-- BEGIN MATERIAL FOR THIS TASK --

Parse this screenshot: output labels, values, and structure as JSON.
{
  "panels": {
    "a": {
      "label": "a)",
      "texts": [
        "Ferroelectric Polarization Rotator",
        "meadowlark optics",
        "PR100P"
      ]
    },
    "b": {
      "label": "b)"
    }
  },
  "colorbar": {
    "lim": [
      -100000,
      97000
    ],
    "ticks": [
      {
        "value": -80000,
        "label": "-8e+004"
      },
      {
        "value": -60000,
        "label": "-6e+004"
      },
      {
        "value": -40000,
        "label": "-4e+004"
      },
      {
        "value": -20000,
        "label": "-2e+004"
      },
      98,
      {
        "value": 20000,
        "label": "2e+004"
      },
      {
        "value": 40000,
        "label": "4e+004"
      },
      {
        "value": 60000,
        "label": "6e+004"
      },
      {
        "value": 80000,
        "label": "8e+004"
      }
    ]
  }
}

-- END MATERIAL FOR THIS TASK --

▶ [STATED TASK] Reproduce the data in its entirety, matching each character.

▶ [PROBLEM SOLUTION]
Parse this screenshot: output labels, values, and structure as JSON.
{
  "panels": {
    "a": {
      "label": "a)",
      "texts": [
        "Ferroelectric Polarization Rotator",
        "meadowlark optics",
        "PR100P"
      ]
    },
    "b": {
      "label": "b)"
    }
  },
  "colorbar": {
    "lim": [
      -100000,
      97000
    ],
    "ticks": [
      {
        "value": -80000,
        "label": "-8e+004"
      },
      {
        "value": -60000,
        "label": "-6e+004"
      },
      {
        "value": -40000,
        "label": "-4e+004"
      },
      {
        "value": -20000,
        "label": "-2e+004"
      },
      98,
      {
        "value": 20000,
        "label": "2e+004"
      },
      {
        "value": 40000,
        "label": "4e+004"
      },
      {
        "value": 60000,
        "label": "6e+004"
      },
      {
        "value": 80000,
        "label": "8e+004"
      }
    ]
  }
}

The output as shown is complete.